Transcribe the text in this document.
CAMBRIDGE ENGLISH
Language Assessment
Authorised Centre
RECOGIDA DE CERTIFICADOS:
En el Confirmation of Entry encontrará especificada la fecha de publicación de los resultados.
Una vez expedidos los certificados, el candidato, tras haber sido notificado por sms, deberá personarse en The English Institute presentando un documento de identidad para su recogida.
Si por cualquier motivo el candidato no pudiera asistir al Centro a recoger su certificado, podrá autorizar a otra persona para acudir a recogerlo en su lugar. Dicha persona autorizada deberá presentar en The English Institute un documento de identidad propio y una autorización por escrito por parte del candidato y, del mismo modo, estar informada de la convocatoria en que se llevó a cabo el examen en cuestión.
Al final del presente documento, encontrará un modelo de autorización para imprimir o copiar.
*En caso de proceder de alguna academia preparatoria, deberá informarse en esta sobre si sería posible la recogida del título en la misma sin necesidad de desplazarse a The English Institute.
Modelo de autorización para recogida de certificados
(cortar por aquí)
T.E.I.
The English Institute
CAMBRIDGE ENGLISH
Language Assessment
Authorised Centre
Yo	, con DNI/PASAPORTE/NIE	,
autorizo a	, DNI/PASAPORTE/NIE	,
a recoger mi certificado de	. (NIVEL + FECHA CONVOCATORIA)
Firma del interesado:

**TASK**
Transcribe the material exactly as it reads.

**IN RESPONSE**
Transcribe the text in this document.
CAMBRIDGE ENGLISH
Language Assessment
Authorised Centre
RECOGIDA DE CERTIFICADOS:
En el Confirmation of Entry encontrará especificada la fecha de publicación de los resultados.
Una vez expedidos los certificados, el candidato, tras haber sido notificado por sms, deberá personarse en The English Institute presentando un documento de identidad para su recogida.
Si por cualquier motivo el candidato no pudiera asistir al Centro a recoger su certificado, podrá autorizar a otra persona para acudir a recogerlo en su lugar. Dicha persona autorizada deberá presentar en The English Institute un documento de identidad propio y una autorización por escrito por parte del candidato y, del mismo modo, estar informada de la convocatoria en que se llevó a cabo el examen en cuestión.
Al final del presente documento, encontrará un modelo de autorización para imprimir o copiar.
*En caso de proceder de alguna academia preparatoria, deberá informarse en esta sobre si sería posible la recogida del título en la misma sin necesidad de desplazarse a The English Institute.
Modelo de autorización para recogida de certificados
(cortar por aquí)
T.E.I.
The English Institute
CAMBRIDGE ENGLISH
Language Assessment
Authorised Centre
Yo	, con DNI/PASAPORTE/NIE	,
autorizo a	, DNI/PASAPORTE/NIE	,
a recoger mi certificado de	. (NIVEL + FECHA CONVOCATORIA)
Firma del interesado:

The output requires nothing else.